• [What is needed] Resume the article on Pultenaea insularis after its last sentence, adding further description of the plant.

• [Source document]
.....
Pultenaea insularis

Scientific classification
- Kingdom: Plantae
- Clade: Tracheophytes
- Clade: Angiosperms
- Clade: Eudicots
- Clade: Rosids
- Order: Fabales
- Family: Fabaceae
- Subfamily: Faboideae
- Genus: Pultenaea
- Species: P. insularis
- Binomial name: Pultenaea insularis J.Z.Weber

= Pultenaea insularis =

- Genus: Pultenaea
- Species: insularis
- Authority: J.Z.Weber

Species of flowering plant

Pultenaea insularis is a species of flowering plant in the family Fabaceae and is endemic to Kangaroo Island in South Australia. It is a spreading to prostrate shrub with wiry branches, elliptic leaves, and yellow and red flowers.
.....
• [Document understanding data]
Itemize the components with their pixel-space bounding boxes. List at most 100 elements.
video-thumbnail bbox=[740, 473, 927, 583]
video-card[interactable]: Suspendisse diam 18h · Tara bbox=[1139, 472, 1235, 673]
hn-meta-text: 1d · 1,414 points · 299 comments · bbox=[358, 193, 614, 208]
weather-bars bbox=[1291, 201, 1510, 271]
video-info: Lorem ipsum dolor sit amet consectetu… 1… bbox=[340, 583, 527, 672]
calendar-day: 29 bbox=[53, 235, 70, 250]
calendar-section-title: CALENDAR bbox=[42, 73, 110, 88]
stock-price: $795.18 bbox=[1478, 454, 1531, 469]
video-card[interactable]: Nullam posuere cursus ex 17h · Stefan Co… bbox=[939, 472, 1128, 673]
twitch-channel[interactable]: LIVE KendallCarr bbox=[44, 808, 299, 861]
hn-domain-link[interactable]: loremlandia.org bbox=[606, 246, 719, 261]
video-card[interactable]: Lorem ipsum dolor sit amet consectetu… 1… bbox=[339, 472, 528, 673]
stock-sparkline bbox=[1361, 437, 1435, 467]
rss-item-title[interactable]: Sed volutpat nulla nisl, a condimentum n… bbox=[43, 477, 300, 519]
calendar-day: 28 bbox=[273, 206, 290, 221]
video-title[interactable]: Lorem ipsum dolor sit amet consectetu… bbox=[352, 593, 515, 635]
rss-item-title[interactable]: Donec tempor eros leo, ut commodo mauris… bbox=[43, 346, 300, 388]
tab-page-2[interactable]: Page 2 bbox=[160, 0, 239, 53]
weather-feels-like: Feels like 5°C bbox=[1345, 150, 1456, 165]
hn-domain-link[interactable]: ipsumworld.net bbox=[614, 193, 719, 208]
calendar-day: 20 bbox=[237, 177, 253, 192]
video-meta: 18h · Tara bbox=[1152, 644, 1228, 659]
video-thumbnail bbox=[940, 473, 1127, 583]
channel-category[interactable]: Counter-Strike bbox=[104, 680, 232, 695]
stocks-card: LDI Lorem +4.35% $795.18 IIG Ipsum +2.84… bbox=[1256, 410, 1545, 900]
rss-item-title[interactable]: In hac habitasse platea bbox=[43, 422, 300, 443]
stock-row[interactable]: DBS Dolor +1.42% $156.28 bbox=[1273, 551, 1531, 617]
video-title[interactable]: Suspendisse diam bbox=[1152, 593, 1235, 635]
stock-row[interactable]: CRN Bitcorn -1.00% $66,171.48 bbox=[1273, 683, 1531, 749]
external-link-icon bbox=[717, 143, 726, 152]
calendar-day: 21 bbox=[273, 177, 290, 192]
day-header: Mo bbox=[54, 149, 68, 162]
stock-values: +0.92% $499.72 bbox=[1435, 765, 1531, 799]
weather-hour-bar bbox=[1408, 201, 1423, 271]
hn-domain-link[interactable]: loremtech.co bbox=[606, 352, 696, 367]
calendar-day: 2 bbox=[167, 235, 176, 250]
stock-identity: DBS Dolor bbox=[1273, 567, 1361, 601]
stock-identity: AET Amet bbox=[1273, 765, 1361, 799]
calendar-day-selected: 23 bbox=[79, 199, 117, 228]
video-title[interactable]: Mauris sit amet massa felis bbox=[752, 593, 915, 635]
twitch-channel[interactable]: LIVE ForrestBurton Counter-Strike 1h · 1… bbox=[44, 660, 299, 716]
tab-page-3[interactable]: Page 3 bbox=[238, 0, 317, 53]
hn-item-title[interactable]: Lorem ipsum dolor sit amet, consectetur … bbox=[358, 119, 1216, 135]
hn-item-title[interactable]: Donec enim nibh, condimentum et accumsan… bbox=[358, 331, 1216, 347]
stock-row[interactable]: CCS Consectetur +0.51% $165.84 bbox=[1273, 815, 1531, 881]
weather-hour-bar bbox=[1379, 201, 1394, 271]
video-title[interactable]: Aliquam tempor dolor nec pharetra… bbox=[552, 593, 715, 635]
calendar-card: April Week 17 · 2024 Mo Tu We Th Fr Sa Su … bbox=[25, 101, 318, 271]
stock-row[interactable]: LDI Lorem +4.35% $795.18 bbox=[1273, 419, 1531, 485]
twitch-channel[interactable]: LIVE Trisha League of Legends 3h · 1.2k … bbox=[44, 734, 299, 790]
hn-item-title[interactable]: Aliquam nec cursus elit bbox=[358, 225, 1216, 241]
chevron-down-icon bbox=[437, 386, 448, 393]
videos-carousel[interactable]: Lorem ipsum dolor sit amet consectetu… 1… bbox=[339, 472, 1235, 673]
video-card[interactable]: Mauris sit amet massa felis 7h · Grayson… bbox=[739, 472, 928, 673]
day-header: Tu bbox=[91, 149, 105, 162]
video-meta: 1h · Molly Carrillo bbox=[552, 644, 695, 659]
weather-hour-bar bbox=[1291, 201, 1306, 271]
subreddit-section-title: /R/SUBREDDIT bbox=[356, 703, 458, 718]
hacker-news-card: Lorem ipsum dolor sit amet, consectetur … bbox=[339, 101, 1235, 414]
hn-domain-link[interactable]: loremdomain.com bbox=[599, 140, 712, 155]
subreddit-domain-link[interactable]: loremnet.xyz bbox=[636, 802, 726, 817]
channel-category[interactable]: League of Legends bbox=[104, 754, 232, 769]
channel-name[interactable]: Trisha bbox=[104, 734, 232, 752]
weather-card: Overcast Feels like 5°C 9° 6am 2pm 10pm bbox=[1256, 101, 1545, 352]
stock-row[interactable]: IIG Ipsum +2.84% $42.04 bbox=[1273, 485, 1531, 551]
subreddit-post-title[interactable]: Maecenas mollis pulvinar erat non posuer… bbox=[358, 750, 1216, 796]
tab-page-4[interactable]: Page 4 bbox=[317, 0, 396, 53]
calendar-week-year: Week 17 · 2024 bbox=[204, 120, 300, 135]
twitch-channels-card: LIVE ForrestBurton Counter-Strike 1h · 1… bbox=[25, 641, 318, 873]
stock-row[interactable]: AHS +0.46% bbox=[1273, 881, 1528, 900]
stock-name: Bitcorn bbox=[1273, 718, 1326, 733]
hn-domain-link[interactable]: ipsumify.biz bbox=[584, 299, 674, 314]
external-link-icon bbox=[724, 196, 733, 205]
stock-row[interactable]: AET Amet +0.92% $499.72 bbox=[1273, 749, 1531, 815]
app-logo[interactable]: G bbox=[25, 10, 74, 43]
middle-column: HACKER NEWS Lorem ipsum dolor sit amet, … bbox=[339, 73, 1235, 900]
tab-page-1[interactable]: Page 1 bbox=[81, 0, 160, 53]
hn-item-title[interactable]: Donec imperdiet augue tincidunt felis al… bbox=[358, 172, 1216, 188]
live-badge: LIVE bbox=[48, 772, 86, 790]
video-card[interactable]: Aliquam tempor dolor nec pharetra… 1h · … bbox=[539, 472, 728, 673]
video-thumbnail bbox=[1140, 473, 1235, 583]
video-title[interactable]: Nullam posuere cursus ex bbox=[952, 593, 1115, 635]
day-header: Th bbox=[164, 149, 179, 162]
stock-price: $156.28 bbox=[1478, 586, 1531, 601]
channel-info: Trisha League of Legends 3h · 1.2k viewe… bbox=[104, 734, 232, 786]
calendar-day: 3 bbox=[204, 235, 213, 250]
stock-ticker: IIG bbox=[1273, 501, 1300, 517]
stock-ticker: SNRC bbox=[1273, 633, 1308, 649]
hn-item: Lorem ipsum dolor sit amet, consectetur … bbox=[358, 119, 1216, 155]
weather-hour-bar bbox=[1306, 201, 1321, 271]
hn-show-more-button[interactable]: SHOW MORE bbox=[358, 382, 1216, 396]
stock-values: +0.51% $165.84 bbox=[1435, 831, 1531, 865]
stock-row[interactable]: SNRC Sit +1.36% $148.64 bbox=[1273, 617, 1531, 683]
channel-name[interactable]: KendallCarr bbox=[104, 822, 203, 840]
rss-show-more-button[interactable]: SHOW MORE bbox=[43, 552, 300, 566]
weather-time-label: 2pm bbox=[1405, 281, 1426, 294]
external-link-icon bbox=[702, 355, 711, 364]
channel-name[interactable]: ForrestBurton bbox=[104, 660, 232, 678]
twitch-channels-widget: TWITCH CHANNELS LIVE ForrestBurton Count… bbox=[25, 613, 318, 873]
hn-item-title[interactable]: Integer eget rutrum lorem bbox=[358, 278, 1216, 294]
.....
• [Result]
==Description==
Pultenaea insularis is a spreading to prostrate shrub that typically grows to a height of up to 60 cm and has wiry, reddish-green, softly-hairy branches. The leaves are elliptic, 2.5–6 mm long and 1.5–3 mm wide on a petiole about 0.5 mm long with triangular stipules 1.5–2 mm long at the base. The flowers are arranged singly near the ends of branches on a peduncle 10–16 mm long with two narrow lance-shaped bracteoles 1.5–2 mm long at the base of the sepal tube. The sepal tube is about 0.3 mm long, the lower three lobes shorter than the upper two but longer than the tube. The standard petal is yellow with a red base, about 5 mm long and 6 mm wide, the wings are bright yellow, about 5 mm long and 2 mm wide, and the keel is slightly shorter than the wings. Flowering occurs from November to December and the fruit is an oval pod about 4 mm long.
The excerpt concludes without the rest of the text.